# TASK TO CARRY OUT
Wherever a line holds the word "tank", copy that line out.

Collected data:
··········
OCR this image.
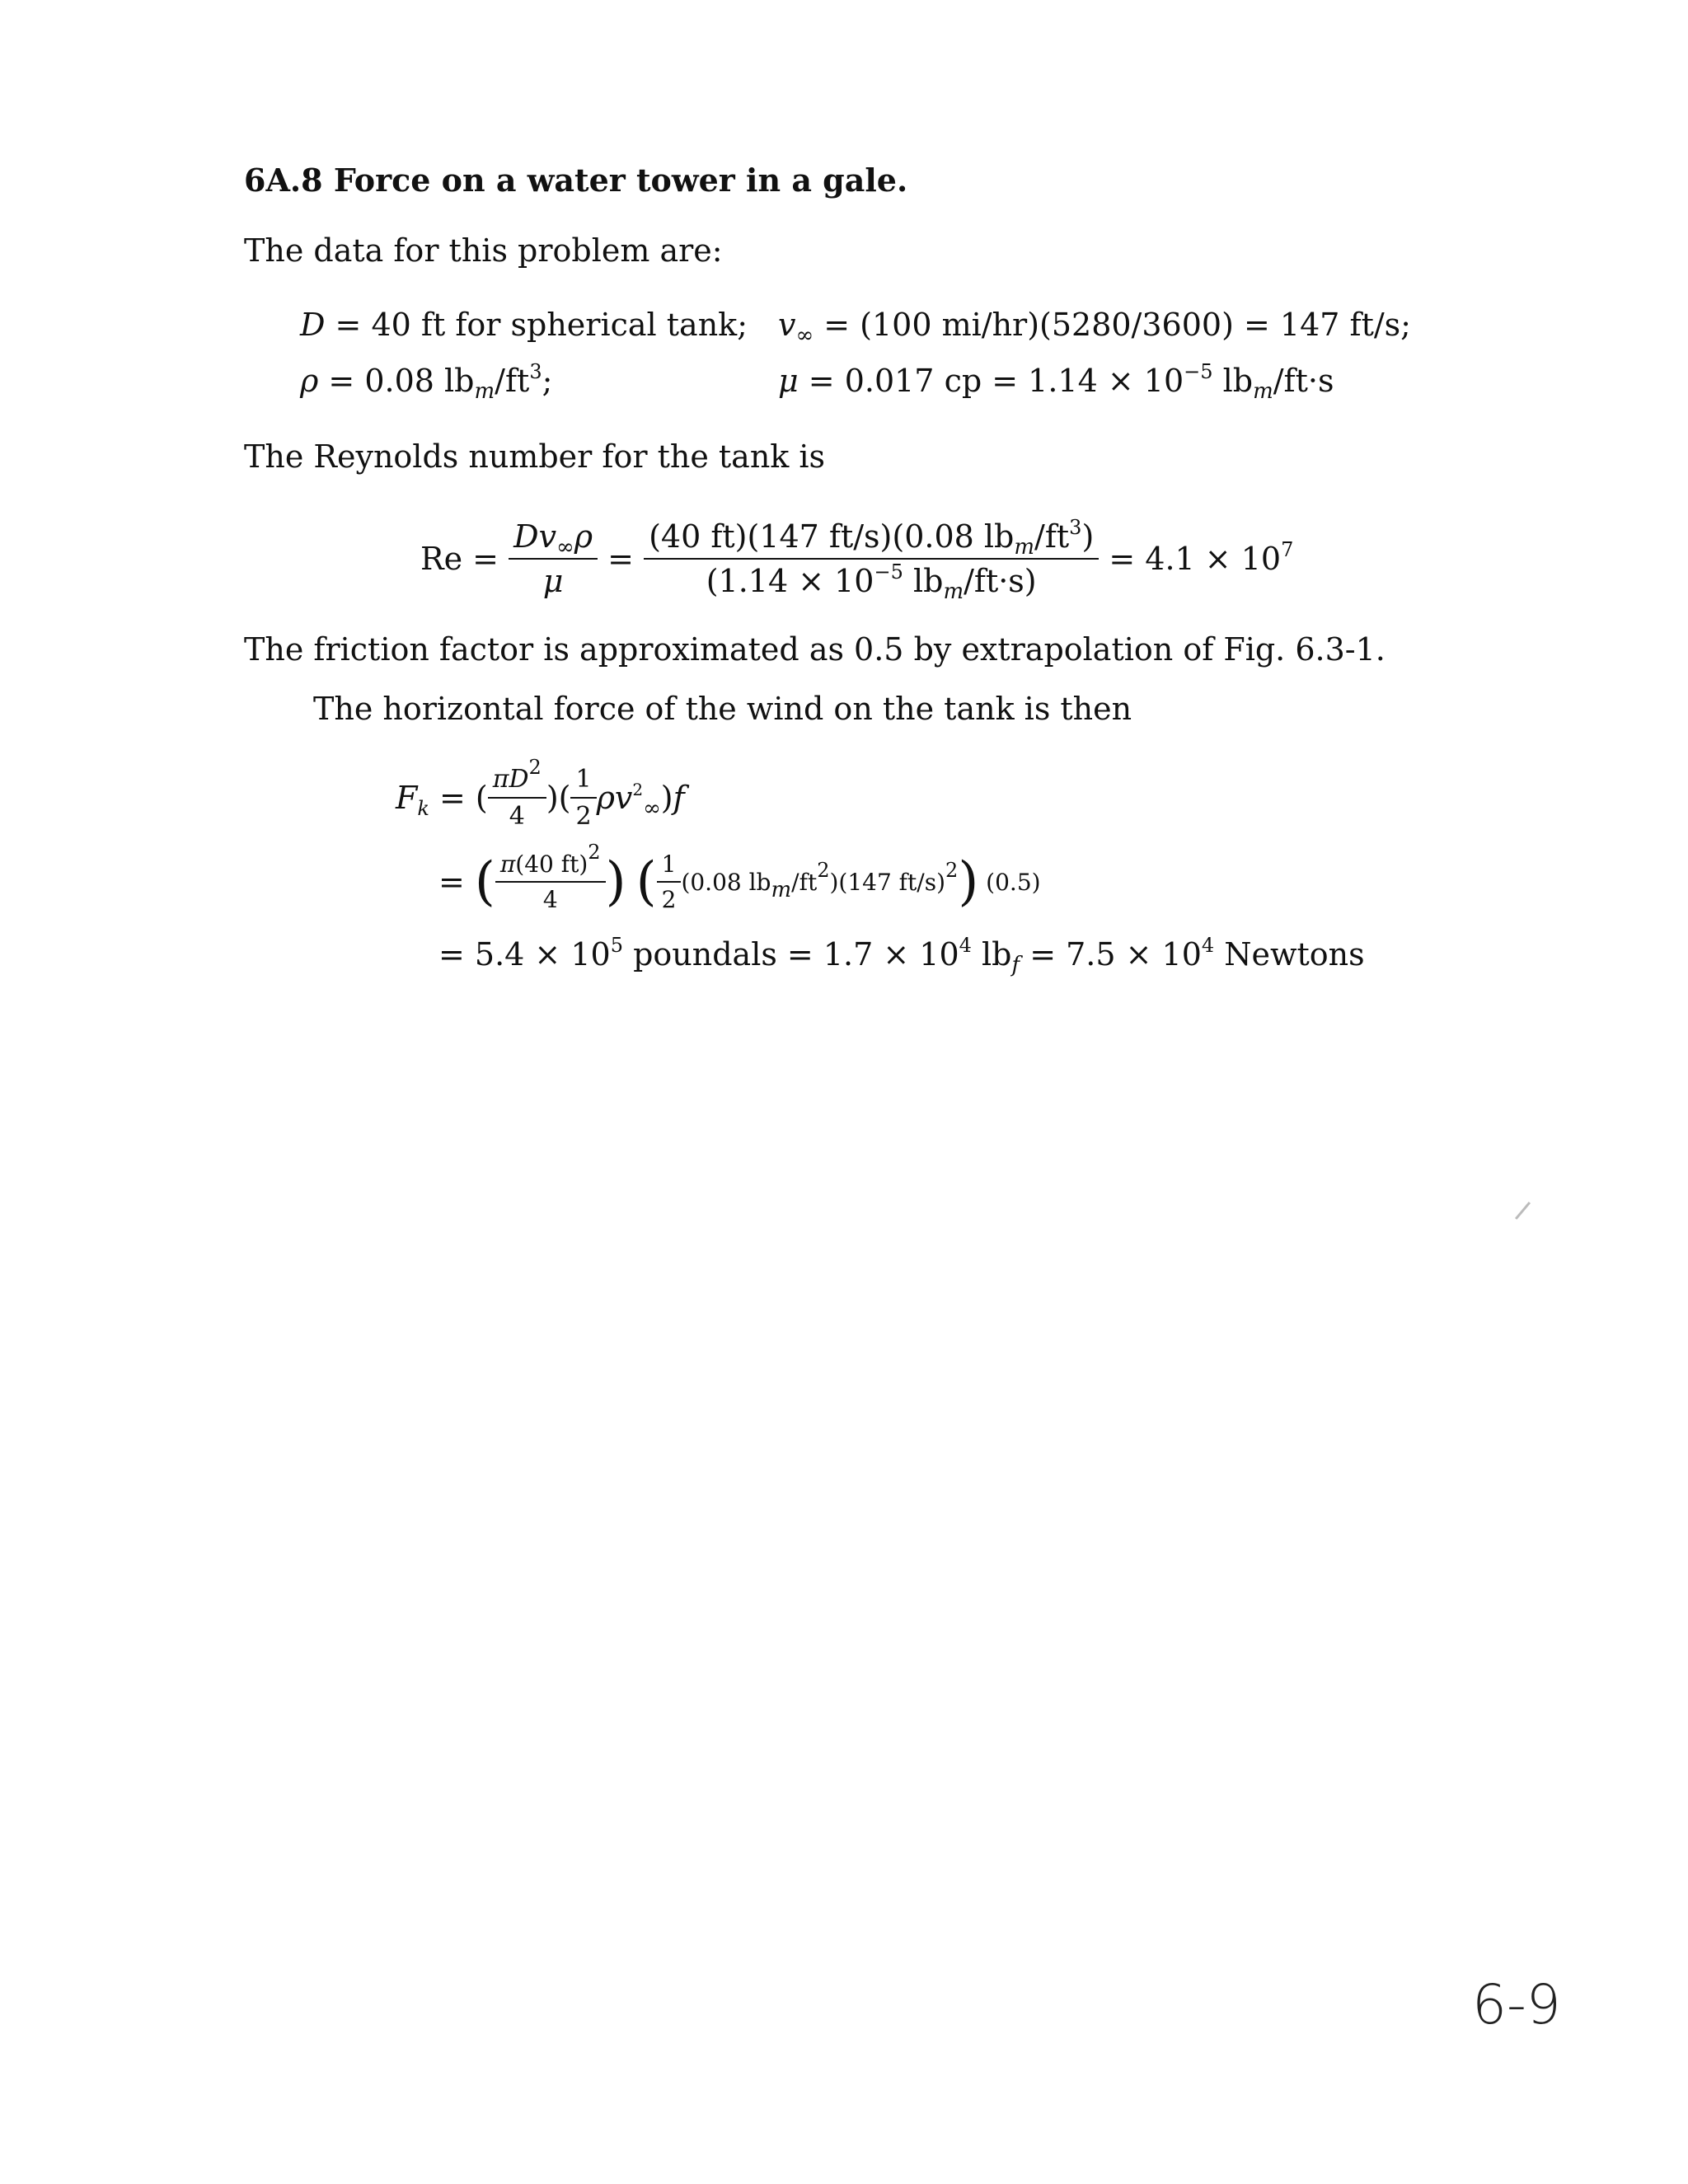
6A.8 Force on a water tower in a gale.
The data for this problem are:
D = 40 ft for spherical tank;
ρ = 0.08 $lb_m/ft^3$;
$v_\infty = (100$ mi/hr)(5280/3600) = 147 ft/s;
μ = 0.017 cp = $1.14 \times 10^{-5}$ $lb_m/ft\cdot s$
The Reynolds number for the tank is
$Re = \frac{Dv_\infty\rho}{\mu} = \frac{(40 ft)(147 ft/s)(0.08 lb_m/ft^3)}{(1.14 \times 10^{-5} lb_m/ft\cdot s)} = 4.1 \times 10^7$
The friction factor is approximated as 0.5 by extrapolation of Fig. 6.3-1.
The horizontal force of the wind on the tank is then
$F_k$ = ( $\frac{\pi D^2}{4}$ )( $\frac{1}{2} \rho v^2_\infty)f$
= ( $\frac{\pi(40 ft)^2}{4}$ )
( $\frac{1}{2} (0.08$ $lb_m/ft^2)(147$ ft/s)$^2$ ) (0.5)
= $5.4 \times 10^5$ poundals = $1.7 \times 10^4$ $lb_f = 7.5 \times 10^4$ Newtons
6-9
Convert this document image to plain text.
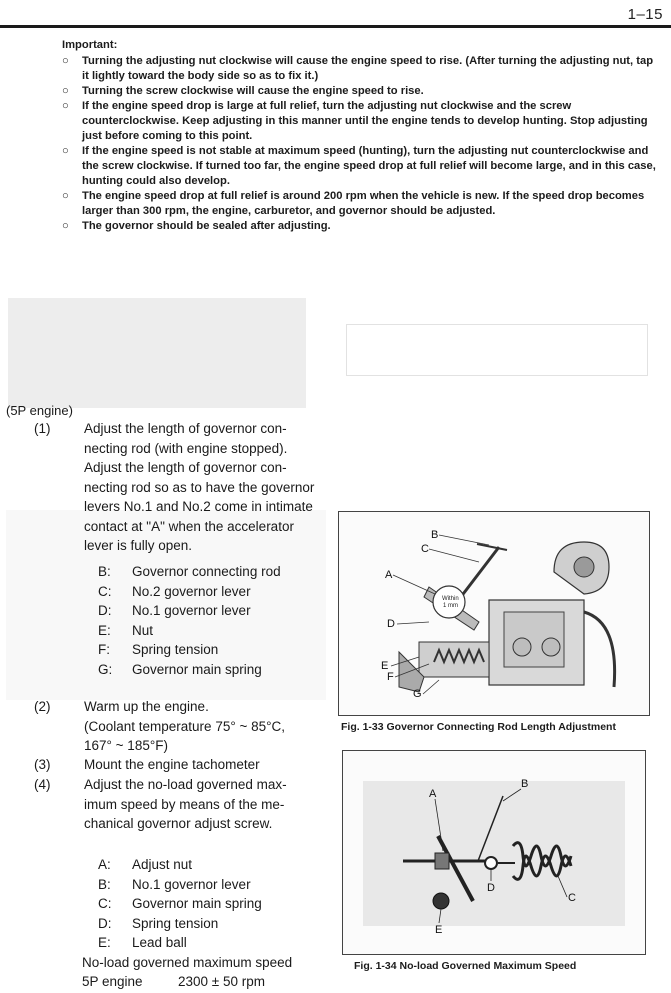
1–15
Important:
○ Turning the adjusting nut clockwise will cause the engine speed to rise. (After turning the adjusting nut, tap it lightly toward the body side so as to fix it.)
○ Turning the screw clockwise will cause the engine speed to rise.
○ If the engine speed drop is large at full relief, turn the adjusting nut clockwise and the screw counterclockwise. Keep adjusting in this manner until the engine tends to develop hunting. Stop adjusting just before coming to this point.
○ If the engine speed is not stable at maximum speed (hunting), turn the adjusting nut counterclockwise and the screw clockwise. If turned too far, the engine speed drop at full relief will become large, and in this case, hunting could also develop.
○ The engine speed drop at full relief is around 200 rpm when the vehicle is new. If the speed drop becomes larger than 300 rpm, the engine, carburetor, and governor should be adjusted.
○ The governor should be sealed after adjusting.
(5P engine)
(1) Adjust the length of governor con-
necting rod (with engine stopped).
Adjust the length of governor con-
necting rod so as to have the governor
levers No.1 and No.2 come in intimate
contact at "A" when the accelerator
lever is fully open.
B: Governor connecting rod
C: No.2 governor lever
D: No.1 governor lever
E: Nut
F: Spring tension
G: Governor main spring
(2) Warm up the engine.
(Coolant temperature 75° ~ 85°C,
167° ~ 185°F)
(3) Mount the engine tachometer
(4) Adjust the no-load governed max-
imum speed by means of the me-
chanical governor adjust screw.
A: Adjust nut
B: No.1 governor lever
C: Governor main spring
D: Spring tension
E: Lead ball
No-load governed maximum speed
5P engine	2300 ± 50 rpm
Within
1 mm
B
C
A
D
E
F
G
Fig. 1-33 Governor Connecting Rod Length Adjustment
A
B
C
D
E
Fig. 1-34 No-load Governed Maximum Speed
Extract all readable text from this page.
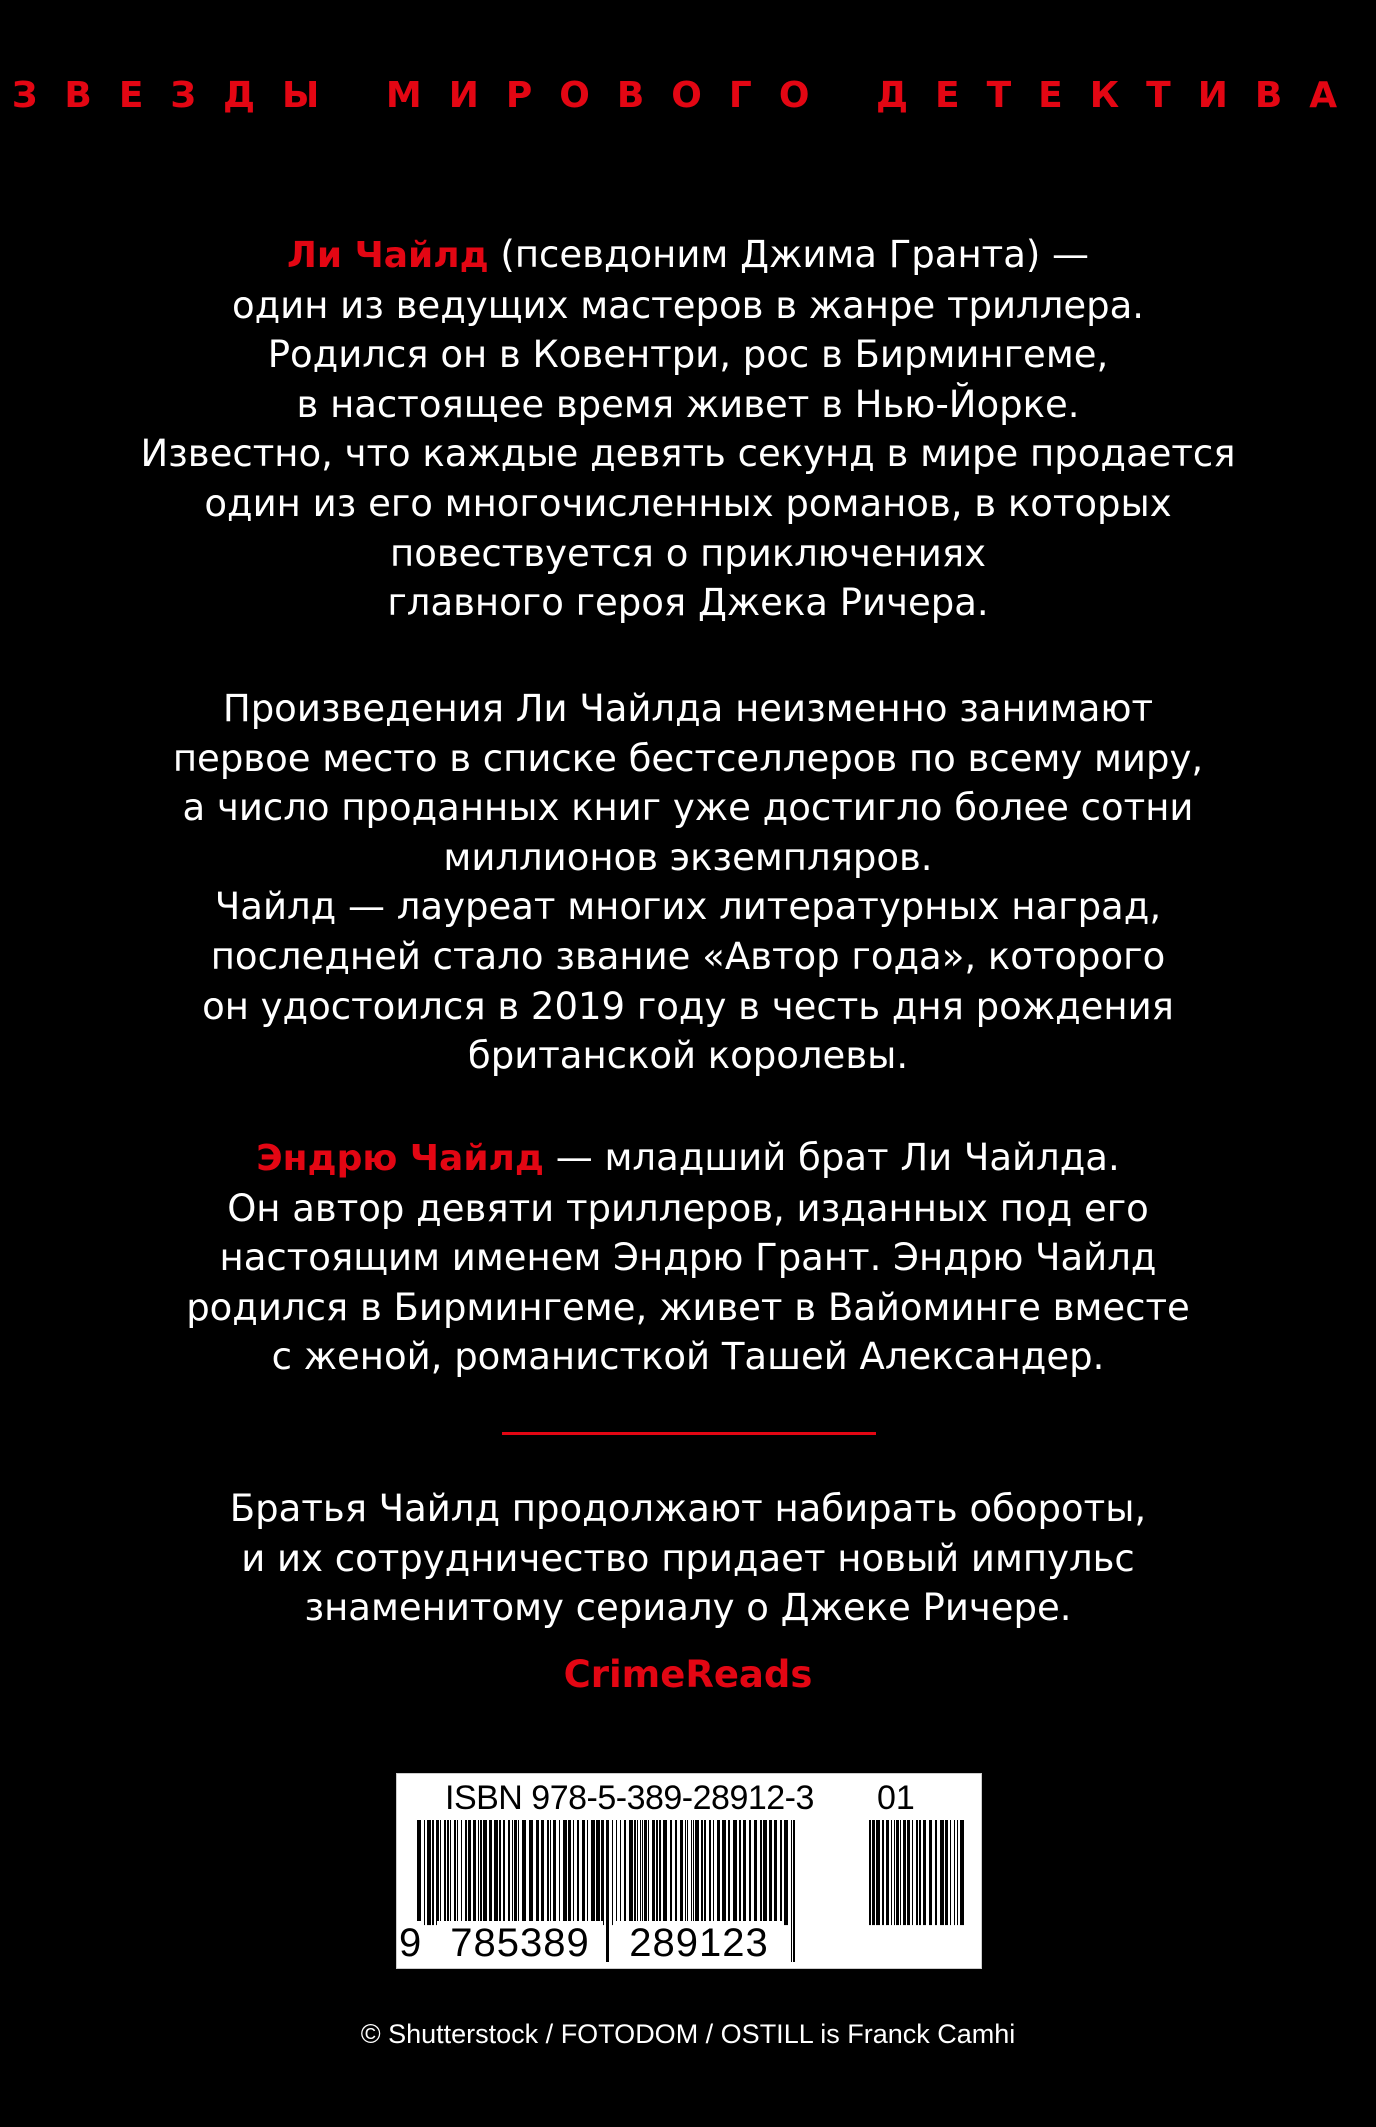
ЗВЕЗДЫ МИРОВОГО ДЕТЕКТИВА
Ли Чайлд (псевдоним Джима Гранта) —
один из ведущих мастеров в жанре триллера.
Родился он в Ковентри, рос в Бирмингеме,
в настоящее время живет в Нью-Йорке.
Известно, что каждые девять секунд в мире продается
один из его многочисленных романов, в которых
повествуется о приключениях
главного героя Джека Ричера.
Произведения Ли Чайлда неизменно занимают
первое место в списке бестселлеров по всему миру,
а число проданных книг уже достигло более сотни
миллионов экземпляров.
Чайлд — лауреат многих литературных наград,
последней стало звание «Автор года», которого
он удостоился в 2019 году в честь дня рождения
британской королевы.
Эндрю Чайлд — младший брат Ли Чайлда.
Он автор девяти триллеров, изданных под его
настоящим именем Эндрю Грант. Эндрю Чайлд
родился в Бирмингеме, живет в Вайоминге вместе
с женой, романисткой Ташей Александер.
Братья Чайлд продолжают набирать обороты,
и их сотрудничество придает новый импульс
знаменитому сериалу о Джеке Ричере.
CrimeReads
ISBN 978-5-389-28912-3 01
9 785389 289123
© Shutterstock / FOTODOM / OSTILL is Franck Camhi
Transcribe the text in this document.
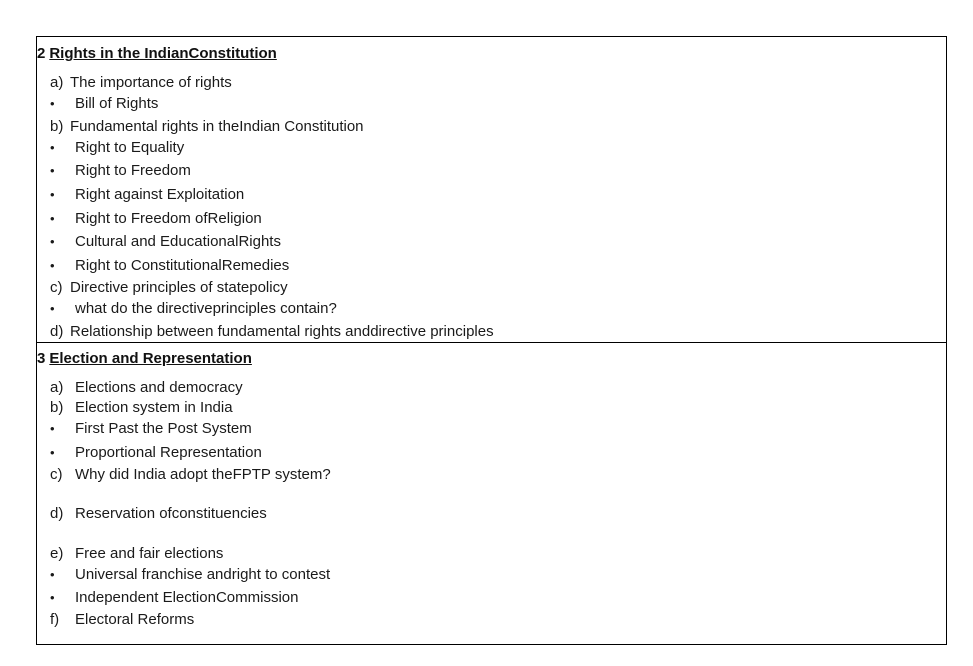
2 Rights in the IndianConstitution
a) The importance of rights
• Bill of Rights
b) Fundamental rights in theIndian Constitution
• Right to Equality
• Right to Freedom
• Right against Exploitation
• Right to Freedom ofReligion
• Cultural and EducationalRights
• Right to ConstitutionalRemedies
c) Directive principles of statepolicy
• what do the directiveprinciples contain?
d) Relationship between fundamental rights anddirective principles
3 Election and Representation
a) Elections and democracy
b) Election system in India
• First Past the Post System
• Proportional Representation
c) Why did India adopt theFPTP system?
d) Reservation ofconstituencies
e) Free and fair elections
• Universal franchise andright to contest
• Independent ElectionCommission
f) Electoral Reforms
··········
# RESULT FOR THIS EXERCISE
D = 40 ft for spherical tank;
The Reynolds number for the tank is
The horizontal force of the wind on the tank is then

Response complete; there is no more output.